DESCRIPTION OF THE TASK: Lines that contain the string "JSON" are to be copied; leave out all others.

--- start of TASK MATERIAL ---

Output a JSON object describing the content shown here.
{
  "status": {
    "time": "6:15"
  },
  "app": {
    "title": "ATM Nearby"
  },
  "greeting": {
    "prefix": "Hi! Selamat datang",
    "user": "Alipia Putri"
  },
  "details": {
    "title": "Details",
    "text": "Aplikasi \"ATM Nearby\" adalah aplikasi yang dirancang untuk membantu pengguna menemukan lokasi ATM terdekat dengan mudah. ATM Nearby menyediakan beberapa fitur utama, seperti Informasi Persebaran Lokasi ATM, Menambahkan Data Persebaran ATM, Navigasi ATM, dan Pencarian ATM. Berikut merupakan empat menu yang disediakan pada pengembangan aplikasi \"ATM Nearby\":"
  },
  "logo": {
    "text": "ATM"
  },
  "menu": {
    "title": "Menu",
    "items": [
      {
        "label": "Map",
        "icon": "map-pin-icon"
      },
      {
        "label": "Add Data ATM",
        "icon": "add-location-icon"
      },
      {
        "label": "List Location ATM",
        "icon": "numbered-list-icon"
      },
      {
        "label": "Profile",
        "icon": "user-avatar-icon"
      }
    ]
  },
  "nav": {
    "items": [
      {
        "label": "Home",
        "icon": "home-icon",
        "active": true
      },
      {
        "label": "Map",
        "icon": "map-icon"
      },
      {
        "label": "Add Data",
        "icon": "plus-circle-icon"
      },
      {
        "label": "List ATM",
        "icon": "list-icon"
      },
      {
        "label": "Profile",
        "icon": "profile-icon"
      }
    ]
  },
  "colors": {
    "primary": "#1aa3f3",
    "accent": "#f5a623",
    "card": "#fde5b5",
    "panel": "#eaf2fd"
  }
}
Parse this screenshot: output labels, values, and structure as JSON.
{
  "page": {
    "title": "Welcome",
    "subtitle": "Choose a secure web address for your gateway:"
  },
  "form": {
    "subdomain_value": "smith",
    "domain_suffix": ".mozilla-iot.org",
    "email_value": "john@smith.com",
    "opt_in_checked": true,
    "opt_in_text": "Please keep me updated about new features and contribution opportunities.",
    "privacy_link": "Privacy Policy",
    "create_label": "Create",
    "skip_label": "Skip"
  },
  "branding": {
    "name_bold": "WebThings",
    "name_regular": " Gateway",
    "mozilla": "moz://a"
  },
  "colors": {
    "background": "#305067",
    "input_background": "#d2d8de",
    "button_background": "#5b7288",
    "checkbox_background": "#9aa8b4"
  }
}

--- end of TASK MATERIAL ---

IN RESPONSE:
Output a JSON object describing the content shown here.
Parse this screenshot: output labels, values, and structure as JSON.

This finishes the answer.